-- Start Recorded data --
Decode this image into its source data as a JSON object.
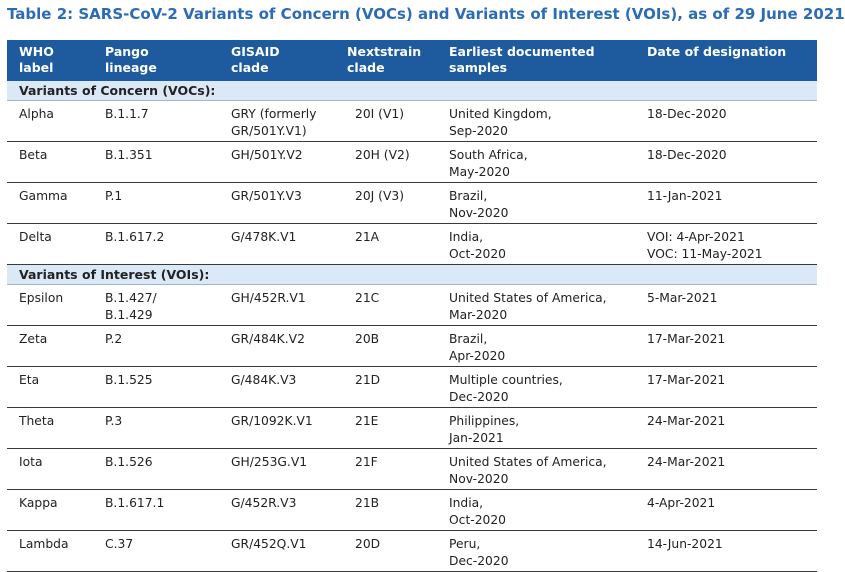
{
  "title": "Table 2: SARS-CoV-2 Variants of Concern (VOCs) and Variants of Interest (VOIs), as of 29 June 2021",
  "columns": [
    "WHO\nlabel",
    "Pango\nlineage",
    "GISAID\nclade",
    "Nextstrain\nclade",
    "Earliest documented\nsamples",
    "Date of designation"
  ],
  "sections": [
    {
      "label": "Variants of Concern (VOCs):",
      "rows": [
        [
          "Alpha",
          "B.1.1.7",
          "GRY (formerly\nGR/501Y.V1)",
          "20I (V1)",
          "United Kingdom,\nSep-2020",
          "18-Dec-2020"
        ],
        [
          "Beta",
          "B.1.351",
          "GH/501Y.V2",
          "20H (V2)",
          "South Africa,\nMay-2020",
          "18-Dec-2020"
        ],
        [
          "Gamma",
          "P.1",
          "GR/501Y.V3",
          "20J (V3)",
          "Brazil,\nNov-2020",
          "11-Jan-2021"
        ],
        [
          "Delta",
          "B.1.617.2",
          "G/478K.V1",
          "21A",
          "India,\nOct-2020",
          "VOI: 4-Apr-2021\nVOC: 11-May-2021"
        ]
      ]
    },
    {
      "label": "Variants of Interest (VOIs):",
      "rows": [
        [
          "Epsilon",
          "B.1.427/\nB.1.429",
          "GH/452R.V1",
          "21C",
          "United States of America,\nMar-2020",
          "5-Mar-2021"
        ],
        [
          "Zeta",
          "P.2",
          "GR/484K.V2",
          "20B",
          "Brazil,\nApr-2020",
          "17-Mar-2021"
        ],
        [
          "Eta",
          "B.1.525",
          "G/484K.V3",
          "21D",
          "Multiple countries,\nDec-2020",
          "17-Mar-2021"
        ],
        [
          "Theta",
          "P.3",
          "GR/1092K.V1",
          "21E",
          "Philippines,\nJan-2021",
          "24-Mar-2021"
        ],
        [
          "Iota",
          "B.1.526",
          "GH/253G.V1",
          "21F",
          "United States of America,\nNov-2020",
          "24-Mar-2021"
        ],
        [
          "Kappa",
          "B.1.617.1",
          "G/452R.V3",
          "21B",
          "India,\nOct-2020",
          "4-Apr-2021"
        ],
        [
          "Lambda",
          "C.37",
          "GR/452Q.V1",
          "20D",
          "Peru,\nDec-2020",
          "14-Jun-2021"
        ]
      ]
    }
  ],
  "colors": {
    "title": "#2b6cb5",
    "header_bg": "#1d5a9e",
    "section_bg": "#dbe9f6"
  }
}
-- End Recorded data --
Looking at the entries above, state how many lines contain "VOCs"; give the number alone.

**The output**
2